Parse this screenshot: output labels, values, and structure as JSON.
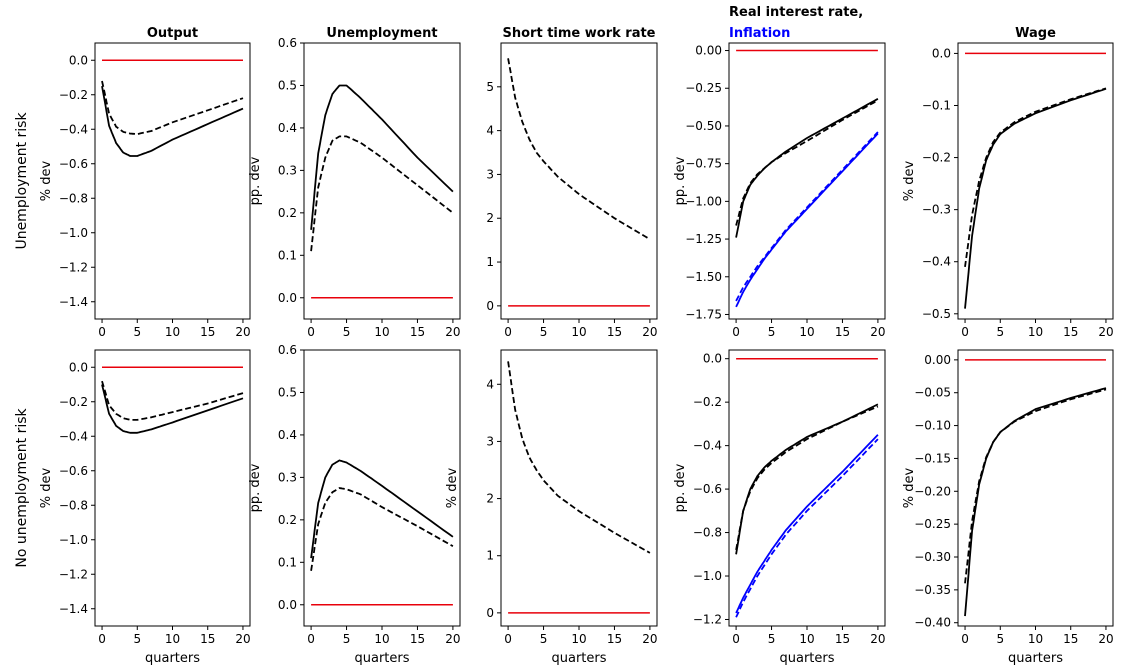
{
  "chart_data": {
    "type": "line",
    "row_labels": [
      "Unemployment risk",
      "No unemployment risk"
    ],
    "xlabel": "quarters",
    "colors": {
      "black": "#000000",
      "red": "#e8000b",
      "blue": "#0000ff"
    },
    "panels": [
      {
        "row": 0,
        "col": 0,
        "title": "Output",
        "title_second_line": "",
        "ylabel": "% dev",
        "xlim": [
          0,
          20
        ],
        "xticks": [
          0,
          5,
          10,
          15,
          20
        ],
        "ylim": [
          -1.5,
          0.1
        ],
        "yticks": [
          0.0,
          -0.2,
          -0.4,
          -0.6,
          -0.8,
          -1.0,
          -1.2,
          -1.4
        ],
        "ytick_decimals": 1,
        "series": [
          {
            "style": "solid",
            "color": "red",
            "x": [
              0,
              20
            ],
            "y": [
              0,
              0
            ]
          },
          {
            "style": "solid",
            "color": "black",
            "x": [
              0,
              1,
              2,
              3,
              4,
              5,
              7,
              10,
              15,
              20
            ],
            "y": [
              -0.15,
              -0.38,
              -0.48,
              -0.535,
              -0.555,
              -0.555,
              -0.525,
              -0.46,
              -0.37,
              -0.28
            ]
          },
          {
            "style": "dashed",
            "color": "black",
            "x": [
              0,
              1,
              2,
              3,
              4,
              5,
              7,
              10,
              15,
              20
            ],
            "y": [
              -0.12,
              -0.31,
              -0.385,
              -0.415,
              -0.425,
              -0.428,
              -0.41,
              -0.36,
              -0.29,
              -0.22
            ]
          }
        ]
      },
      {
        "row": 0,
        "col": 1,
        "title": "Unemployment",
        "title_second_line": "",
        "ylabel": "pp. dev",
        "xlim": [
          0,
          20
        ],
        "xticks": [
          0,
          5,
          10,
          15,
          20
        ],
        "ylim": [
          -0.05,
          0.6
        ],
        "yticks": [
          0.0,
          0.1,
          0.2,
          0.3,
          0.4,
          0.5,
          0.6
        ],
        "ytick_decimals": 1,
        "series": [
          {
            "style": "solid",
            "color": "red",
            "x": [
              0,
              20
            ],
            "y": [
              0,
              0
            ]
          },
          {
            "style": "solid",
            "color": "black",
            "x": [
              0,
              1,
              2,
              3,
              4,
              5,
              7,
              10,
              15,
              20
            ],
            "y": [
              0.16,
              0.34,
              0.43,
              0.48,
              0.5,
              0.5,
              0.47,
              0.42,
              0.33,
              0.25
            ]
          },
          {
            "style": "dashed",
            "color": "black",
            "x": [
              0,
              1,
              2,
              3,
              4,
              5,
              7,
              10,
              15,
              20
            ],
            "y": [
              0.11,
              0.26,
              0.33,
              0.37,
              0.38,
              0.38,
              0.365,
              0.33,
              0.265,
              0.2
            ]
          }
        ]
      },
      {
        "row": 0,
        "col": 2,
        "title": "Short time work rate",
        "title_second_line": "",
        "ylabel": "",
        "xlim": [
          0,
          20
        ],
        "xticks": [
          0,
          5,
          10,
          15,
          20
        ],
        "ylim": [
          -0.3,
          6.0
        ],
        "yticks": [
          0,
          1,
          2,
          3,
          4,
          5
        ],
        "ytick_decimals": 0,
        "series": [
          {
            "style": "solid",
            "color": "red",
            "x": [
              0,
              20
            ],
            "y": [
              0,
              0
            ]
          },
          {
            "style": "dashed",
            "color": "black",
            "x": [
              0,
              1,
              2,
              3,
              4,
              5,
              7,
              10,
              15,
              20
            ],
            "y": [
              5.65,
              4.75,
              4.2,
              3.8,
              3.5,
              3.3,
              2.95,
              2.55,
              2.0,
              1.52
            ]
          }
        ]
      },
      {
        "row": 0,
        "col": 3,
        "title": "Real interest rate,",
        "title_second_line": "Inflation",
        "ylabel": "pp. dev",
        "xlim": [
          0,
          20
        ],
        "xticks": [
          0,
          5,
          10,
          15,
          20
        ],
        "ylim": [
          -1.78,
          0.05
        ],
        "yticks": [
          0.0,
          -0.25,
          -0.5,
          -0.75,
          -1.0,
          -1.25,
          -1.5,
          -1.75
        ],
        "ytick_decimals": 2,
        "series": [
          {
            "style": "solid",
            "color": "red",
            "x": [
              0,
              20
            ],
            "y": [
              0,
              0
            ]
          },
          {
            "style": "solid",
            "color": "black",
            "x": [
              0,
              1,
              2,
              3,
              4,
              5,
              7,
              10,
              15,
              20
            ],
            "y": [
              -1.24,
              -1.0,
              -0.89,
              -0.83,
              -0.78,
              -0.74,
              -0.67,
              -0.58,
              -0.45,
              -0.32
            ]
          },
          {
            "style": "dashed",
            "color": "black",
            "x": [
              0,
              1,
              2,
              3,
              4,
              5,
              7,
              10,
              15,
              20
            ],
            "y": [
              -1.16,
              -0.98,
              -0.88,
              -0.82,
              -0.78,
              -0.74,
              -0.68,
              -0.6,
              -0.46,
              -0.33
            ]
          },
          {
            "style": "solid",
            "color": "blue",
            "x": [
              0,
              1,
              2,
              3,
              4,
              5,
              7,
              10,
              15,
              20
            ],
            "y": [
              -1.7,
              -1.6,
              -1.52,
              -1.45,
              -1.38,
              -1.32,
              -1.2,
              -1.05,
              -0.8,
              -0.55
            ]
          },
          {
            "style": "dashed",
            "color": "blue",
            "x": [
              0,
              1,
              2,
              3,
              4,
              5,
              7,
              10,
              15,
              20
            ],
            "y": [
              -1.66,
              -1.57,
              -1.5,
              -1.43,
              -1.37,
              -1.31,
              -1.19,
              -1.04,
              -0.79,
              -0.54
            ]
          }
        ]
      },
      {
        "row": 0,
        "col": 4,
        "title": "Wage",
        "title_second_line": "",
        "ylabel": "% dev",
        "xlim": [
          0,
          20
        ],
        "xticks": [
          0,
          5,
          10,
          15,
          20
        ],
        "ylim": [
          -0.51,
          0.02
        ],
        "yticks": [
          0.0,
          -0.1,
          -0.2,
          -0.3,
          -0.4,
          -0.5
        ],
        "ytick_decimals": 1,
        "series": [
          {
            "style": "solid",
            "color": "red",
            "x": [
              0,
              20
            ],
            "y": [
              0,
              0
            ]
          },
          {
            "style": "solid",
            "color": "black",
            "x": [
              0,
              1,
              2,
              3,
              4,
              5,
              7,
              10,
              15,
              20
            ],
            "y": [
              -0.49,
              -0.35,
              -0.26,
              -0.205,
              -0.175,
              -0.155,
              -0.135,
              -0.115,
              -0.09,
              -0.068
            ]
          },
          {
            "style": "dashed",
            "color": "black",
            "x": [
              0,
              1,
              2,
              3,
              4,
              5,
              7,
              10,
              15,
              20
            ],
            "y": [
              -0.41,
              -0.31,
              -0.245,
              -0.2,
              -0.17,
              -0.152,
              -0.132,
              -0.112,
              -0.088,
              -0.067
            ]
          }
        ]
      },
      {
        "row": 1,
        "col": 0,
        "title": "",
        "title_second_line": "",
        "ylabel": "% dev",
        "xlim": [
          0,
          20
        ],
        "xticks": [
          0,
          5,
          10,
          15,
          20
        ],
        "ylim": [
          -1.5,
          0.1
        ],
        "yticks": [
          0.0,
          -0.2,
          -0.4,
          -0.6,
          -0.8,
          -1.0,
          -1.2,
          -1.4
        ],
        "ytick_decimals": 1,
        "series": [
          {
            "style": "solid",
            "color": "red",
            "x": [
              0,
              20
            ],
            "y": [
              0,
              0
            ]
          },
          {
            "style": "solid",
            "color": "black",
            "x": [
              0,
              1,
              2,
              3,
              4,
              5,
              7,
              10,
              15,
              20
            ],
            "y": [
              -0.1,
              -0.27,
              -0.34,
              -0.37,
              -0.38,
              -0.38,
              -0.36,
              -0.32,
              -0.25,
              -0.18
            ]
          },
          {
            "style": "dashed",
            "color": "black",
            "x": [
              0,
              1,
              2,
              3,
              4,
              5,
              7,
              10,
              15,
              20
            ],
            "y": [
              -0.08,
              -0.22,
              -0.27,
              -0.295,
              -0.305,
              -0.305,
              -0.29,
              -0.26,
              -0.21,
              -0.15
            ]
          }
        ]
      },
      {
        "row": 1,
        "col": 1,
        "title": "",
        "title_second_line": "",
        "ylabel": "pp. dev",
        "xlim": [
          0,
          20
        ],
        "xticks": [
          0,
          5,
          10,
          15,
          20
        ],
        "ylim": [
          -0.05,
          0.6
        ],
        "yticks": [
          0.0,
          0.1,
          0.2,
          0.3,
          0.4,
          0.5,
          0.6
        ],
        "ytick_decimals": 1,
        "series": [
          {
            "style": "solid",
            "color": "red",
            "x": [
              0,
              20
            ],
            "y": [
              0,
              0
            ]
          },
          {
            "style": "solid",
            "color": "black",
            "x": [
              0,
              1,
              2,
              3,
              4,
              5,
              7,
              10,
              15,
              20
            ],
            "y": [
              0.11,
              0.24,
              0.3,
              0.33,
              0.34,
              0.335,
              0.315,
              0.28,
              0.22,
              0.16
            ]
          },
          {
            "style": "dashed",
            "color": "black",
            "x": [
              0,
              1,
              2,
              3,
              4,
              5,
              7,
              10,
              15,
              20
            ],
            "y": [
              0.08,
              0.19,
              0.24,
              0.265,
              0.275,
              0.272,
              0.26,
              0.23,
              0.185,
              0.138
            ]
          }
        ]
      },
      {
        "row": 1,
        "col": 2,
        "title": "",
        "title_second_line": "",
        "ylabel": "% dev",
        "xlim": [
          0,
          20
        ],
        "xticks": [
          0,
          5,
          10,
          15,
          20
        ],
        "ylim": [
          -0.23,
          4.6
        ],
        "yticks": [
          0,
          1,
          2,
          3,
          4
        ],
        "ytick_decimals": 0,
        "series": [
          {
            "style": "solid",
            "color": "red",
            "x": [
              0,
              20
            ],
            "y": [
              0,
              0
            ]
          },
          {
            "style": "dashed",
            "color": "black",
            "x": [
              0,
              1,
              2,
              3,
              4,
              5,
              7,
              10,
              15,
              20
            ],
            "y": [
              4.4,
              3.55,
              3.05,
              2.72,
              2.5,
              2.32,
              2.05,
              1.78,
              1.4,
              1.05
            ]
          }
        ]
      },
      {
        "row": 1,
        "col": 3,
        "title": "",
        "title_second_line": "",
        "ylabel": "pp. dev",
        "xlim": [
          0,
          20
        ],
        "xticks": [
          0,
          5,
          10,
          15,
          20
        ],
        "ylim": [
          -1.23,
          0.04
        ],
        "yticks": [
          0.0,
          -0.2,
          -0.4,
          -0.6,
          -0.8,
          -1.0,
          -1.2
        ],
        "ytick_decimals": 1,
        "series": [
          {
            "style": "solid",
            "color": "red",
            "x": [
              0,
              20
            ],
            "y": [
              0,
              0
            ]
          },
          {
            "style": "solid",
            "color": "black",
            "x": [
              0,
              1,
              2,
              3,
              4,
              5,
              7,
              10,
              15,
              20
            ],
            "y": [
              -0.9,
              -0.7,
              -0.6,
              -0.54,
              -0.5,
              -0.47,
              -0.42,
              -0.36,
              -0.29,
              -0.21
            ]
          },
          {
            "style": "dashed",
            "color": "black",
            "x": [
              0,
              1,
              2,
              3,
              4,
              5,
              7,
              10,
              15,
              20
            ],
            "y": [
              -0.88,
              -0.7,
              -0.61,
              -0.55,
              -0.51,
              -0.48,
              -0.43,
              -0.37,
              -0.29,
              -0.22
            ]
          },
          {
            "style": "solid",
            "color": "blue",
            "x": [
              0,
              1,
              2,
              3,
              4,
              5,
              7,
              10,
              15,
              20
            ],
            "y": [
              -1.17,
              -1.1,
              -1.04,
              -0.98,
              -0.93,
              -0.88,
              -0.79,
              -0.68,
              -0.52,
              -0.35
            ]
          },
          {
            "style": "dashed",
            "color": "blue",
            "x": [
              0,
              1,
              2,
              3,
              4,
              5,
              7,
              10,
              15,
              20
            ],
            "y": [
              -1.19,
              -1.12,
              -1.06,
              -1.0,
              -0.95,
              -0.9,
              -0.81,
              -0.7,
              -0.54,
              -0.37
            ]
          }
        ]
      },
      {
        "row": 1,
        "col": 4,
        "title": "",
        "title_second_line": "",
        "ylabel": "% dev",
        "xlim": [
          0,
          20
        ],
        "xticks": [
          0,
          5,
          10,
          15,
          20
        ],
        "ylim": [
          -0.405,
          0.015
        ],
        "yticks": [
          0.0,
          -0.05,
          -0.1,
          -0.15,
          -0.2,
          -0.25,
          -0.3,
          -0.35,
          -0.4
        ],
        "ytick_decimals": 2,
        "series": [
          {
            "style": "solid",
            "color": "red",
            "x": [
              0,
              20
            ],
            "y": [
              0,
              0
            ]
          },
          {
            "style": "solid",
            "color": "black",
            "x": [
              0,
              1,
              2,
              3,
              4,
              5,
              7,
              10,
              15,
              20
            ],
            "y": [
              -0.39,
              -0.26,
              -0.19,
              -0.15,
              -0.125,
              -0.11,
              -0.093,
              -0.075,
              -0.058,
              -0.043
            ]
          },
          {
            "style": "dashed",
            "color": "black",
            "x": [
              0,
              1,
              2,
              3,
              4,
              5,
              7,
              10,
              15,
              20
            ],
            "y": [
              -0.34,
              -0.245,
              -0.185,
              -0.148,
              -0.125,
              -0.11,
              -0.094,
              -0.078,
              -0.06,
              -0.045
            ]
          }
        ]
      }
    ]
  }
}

## WHAT TO PRODUCE
Gather each line in the data that holds the string "rate".

## EXERCISE RESPONSE
        "title": "Short time work rate",
        "title": "Real interest rate,",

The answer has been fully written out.